## What is being asked:
Set down, in full, every record in the block.

— start of Supplied material —

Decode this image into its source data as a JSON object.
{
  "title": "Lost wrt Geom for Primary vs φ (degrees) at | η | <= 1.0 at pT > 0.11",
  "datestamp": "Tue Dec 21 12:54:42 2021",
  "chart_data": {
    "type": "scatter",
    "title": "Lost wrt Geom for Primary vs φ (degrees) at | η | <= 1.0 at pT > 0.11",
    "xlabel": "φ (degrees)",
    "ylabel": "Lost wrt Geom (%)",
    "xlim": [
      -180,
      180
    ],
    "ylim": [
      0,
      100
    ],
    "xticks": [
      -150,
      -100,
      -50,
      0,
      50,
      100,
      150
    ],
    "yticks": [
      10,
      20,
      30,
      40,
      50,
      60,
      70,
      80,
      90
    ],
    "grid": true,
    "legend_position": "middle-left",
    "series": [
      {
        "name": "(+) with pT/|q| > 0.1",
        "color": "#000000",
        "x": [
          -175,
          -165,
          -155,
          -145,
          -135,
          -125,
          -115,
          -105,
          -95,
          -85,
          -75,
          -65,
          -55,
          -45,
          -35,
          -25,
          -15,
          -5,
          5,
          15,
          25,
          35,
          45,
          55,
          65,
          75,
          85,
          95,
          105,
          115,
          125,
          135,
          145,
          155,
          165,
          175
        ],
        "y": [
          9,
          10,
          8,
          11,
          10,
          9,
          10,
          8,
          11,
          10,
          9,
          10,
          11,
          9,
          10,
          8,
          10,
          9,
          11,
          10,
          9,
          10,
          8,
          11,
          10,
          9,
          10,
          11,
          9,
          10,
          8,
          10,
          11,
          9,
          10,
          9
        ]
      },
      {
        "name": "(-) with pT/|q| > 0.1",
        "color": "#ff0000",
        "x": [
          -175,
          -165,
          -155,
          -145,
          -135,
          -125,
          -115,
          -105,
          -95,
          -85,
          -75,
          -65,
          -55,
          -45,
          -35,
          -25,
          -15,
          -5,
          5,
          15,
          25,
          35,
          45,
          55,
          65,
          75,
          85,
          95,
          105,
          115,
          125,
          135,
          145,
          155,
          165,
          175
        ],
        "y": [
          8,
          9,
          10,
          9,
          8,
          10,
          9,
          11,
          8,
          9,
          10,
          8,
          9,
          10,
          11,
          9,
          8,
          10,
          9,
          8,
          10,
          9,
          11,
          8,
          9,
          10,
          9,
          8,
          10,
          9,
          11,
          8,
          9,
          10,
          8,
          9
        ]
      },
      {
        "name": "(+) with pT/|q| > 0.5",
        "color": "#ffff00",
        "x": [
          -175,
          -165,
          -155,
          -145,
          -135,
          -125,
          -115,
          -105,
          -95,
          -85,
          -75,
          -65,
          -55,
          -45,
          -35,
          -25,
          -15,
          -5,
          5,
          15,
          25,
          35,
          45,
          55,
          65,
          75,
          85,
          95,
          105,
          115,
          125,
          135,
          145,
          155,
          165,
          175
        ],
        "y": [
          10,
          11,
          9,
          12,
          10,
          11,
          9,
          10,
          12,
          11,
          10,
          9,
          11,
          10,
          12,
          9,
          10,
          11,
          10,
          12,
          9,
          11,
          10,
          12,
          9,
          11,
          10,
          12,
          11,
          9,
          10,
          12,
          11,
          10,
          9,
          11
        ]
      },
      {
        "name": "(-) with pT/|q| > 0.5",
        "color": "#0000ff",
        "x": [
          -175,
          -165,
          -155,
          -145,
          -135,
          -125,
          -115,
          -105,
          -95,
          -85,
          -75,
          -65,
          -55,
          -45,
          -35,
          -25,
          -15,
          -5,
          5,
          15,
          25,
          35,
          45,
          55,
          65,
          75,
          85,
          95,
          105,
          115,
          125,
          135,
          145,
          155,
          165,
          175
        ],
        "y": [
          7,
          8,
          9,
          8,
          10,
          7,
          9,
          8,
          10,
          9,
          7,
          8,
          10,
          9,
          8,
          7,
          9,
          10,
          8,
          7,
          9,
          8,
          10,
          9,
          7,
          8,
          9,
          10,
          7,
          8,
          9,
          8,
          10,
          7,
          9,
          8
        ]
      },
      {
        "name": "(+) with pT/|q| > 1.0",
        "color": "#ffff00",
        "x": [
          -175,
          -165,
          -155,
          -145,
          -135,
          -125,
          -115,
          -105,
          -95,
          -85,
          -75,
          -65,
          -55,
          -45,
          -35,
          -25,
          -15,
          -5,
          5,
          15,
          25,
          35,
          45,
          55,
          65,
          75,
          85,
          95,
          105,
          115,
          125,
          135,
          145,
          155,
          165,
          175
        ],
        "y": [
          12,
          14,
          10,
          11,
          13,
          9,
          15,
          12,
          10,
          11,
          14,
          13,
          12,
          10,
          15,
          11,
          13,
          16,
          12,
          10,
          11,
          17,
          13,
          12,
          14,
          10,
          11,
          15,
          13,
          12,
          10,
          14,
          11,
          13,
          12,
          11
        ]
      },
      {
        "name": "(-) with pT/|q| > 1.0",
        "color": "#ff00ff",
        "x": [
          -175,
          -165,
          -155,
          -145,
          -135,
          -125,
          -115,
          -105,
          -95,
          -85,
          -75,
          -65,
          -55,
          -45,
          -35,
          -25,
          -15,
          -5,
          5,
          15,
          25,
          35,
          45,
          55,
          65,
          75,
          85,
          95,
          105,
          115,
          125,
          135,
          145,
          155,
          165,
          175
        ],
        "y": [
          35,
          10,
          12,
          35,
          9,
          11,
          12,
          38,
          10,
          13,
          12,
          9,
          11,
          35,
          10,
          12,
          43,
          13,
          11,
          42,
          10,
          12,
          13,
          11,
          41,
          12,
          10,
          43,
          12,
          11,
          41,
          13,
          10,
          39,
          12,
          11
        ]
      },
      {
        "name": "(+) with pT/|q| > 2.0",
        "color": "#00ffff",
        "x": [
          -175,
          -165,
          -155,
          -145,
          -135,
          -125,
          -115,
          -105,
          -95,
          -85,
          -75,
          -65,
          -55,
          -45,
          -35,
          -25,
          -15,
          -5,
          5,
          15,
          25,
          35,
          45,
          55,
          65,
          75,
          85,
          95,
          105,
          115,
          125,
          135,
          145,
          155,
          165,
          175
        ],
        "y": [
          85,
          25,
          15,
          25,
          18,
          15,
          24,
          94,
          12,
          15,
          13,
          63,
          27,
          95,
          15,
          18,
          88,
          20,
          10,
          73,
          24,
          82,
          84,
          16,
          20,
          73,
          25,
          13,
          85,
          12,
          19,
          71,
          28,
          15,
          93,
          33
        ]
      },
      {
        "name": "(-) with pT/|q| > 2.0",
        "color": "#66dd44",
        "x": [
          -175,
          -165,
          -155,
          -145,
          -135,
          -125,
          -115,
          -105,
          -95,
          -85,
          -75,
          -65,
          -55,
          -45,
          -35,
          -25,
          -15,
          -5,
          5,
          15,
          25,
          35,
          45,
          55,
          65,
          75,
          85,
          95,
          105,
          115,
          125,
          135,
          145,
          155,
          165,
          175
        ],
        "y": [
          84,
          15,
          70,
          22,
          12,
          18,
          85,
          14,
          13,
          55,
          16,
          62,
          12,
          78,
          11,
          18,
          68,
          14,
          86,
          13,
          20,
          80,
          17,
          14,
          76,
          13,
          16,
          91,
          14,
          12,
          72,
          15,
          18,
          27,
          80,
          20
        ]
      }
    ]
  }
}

— end of Supplied material —

## Output for this exercise:
Decode this image into its source data as a JSON object.
{
  "title": "Lost wrt Geom for Primary vs φ (degrees) at | η | <= 1.0 at pT > 0.11",
  "datestamp": "Tue Dec 21 12:54:42 2021",
  "chart_data": {
    "type": "scatter",
    "title": "Lost wrt Geom for Primary vs φ (degrees) at | η | <= 1.0 at pT > 0.11",
    "xlabel": "φ (degrees)",
    "ylabel": "Lost wrt Geom (%)",
    "xlim": [
      -180,
      180
    ],
    "ylim": [
      0,
      100
    ],
    "xticks": [
      -150,
      -100,
      -50,
      0,
      50,
      100,
      150
    ],
    "yticks": [
      10,
      20,
      30,
      40,
      50,
      60,
      70,
      80,
      90
    ],
    "grid": true,
    "legend_position": "middle-left",
    "series": [
      {
        "name": "(+) with pT/|q| > 0.1",
        "color": "#000000",
        "x": [
          -175,
          -165,
          -155,
          -145,
          -135,
          -125,
          -115,
          -105,
          -95,
          -85,
          -75,
          -65,
          -55,
          -45,
          -35,
          -25,
          -15,
          -5,
          5,
          15,
          25,
          35,
          45,
          55,
          65,
          75,
          85,
          95,
          105,
          115,
          125,
          135,
          145,
          155,
          165,
          175
        ],
        "y": [
          9,
          10,
          8,
          11,
          10,
          9,
          10,
          8,
          11,
          10,
          9,
          10,
          11,
          9,
          10,
          8,
          10,
          9,
          11,
          10,
          9,
          10,
          8,
          11,
          10,
          9,
          10,
          11,
          9,
          10,
          8,
          10,
          11,
          9,
          10,
          9
        ]
      },
      {
        "name": "(-) with pT/|q| > 0.1",
        "color": "#ff0000",
        "x": [
          -175,
          -165,
          -155,
          -145,
          -135,
          -125,
          -115,
          -105,
          -95,
          -85,
          -75,
          -65,
          -55,
          -45,
          -35,
          -25,
          -15,
          -5,
          5,
          15,
          25,
          35,
          45,
          55,
          65,
          75,
          85,
          95,
          105,
          115,
          125,
          135,
          145,
          155,
          165,
          175
        ],
        "y": [
          8,
          9,
          10,
          9,
          8,
          10,
          9,
          11,
          8,
          9,
          10,
          8,
          9,
          10,
          11,
          9,
          8,
          10,
          9,
          8,
          10,
          9,
          11,
          8,
          9,
          10,
          9,
          8,
          10,
          9,
          11,
          8,
          9,
          10,
          8,
          9
        ]
      },
      {
        "name": "(+) with pT/|q| > 0.5",
        "color": "#ffff00",
        "x": [
          -175,
          -165,
          -155,
          -145,
          -135,
          -125,
          -115,
          -105,
          -95,
          -85,
          -75,
          -65,
          -55,
          -45,
          -35,
          -25,
          -15,
          -5,
          5,
          15,
          25,
          35,
          45,
          55,
          65,
          75,
          85,
          95,
          105,
          115,
          125,
          135,
          145,
          155,
          165,
          175
        ],
        "y": [
          10,
          11,
          9,
          12,
          10,
          11,
          9,
          10,
          12,
          11,
          10,
          9,
          11,
          10,
          12,
          9,
          10,
          11,
          10,
          12,
          9,
          11,
          10,
          12,
          9,
          11,
          10,
          12,
          11,
          9,
          10,
          12,
          11,
          10,
          9,
          11
        ]
      },
      {
        "name": "(-) with pT/|q| > 0.5",
        "color": "#0000ff",
        "x": [
          -175,
          -165,
          -155,
          -145,
          -135,
          -125,
          -115,
          -105,
          -95,
          -85,
          -75,
          -65,
          -55,
          -45,
          -35,
          -25,
          -15,
          -5,
          5,
          15,
          25,
          35,
          45,
          55,
          65,
          75,
          85,
          95,
          105,
          115,
          125,
          135,
          145,
          155,
          165,
          175
        ],
        "y": [
          7,
          8,
          9,
          8,
          10,
          7,
          9,
          8,
          10,
          9,
          7,
          8,
          10,
          9,
          8,
          7,
          9,
          10,
          8,
          7,
          9,
          8,
          10,
          9,
          7,
          8,
          9,
          10,
          7,
          8,
          9,
          8,
          10,
          7,
          9,
          8
        ]
      },
      {
        "name": "(+) with pT/|q| > 1.0",
        "color": "#ffff00",
        "x": [
          -175,
          -165,
          -155,
          -145,
          -135,
          -125,
          -115,
          -105,
          -95,
          -85,
          -75,
          -65,
          -55,
          -45,
          -35,
          -25,
          -15,
          -5,
          5,
          15,
          25,
          35,
          45,
          55,
          65,
          75,
          85,
          95,
          105,
          115,
          125,
          135,
          145,
          155,
          165,
          175
        ],
        "y": [
          12,
          14,
          10,
          11,
          13,
          9,
          15,
          12,
          10,
          11,
          14,
          13,
          12,
          10,
          15,
          11,
          13,
          16,
          12,
          10,
          11,
          17,
          13,
          12,
          14,
          10,
          11,
          15,
          13,
          12,
          10,
          14,
          11,
          13,
          12,
          11
        ]
      },
      {
        "name": "(-) with pT/|q| > 1.0",
        "color": "#ff00ff",
        "x": [
          -175,
          -165,
          -155,
          -145,
          -135,
          -125,
          -115,
          -105,
          -95,
          -85,
          -75,
          -65,
          -55,
          -45,
          -35,
          -25,
          -15,
          -5,
          5,
          15,
          25,
          35,
          45,
          55,
          65,
          75,
          85,
          95,
          105,
          115,
          125,
          135,
          145,
          155,
          165,
          175
        ],
        "y": [
          35,
          10,
          12,
          35,
          9,
          11,
          12,
          38,
          10,
          13,
          12,
          9,
          11,
          35,
          10,
          12,
          43,
          13,
          11,
          42,
          10,
          12,
          13,
          11,
          41,
          12,
          10,
          43,
          12,
          11,
          41,
          13,
          10,
          39,
          12,
          11
        ]
      },
      {
        "name": "(+) with pT/|q| > 2.0",
        "color": "#00ffff",
        "x": [
          -175,
          -165,
          -155,
          -145,
          -135,
          -125,
          -115,
          -105,
          -95,
          -85,
          -75,
          -65,
          -55,
          -45,
          -35,
          -25,
          -15,
          -5,
          5,
          15,
          25,
          35,
          45,
          55,
          65,
          75,
          85,
          95,
          105,
          115,
          125,
          135,
          145,
          155,
          165,
          175
        ],
        "y": [
          85,
          25,
          15,
          25,
          18,
          15,
          24,
          94,
          12,
          15,
          13,
          63,
          27,
          95,
          15,
          18,
          88,
          20,
          10,
          73,
          24,
          82,
          84,
          16,
          20,
          73,
          25,
          13,
          85,
          12,
          19,
          71,
          28,
          15,
          93,
          33
        ]
      },
      {
        "name": "(-) with pT/|q| > 2.0",
        "color": "#66dd44",
        "x": [
          -175,
          -165,
          -155,
          -145,
          -135,
          -125,
          -115,
          -105,
          -95,
          -85,
          -75,
          -65,
          -55,
          -45,
          -35,
          -25,
          -15,
          -5,
          5,
          15,
          25,
          35,
          45,
          55,
          65,
          75,
          85,
          95,
          105,
          115,
          125,
          135,
          145,
          155,
          165,
          175
        ],
        "y": [
          84,
          15,
          70,
          22,
          12,
          18,
          85,
          14,
          13,
          55,
          16,
          62,
          12,
          78,
          11,
          18,
          68,
          14,
          86,
          13,
          20,
          80,
          17,
          14,
          76,
          13,
          16,
          91,
          14,
          12,
          72,
          15,
          18,
          27,
          80,
          20
        ]
      }
    ]
  }
}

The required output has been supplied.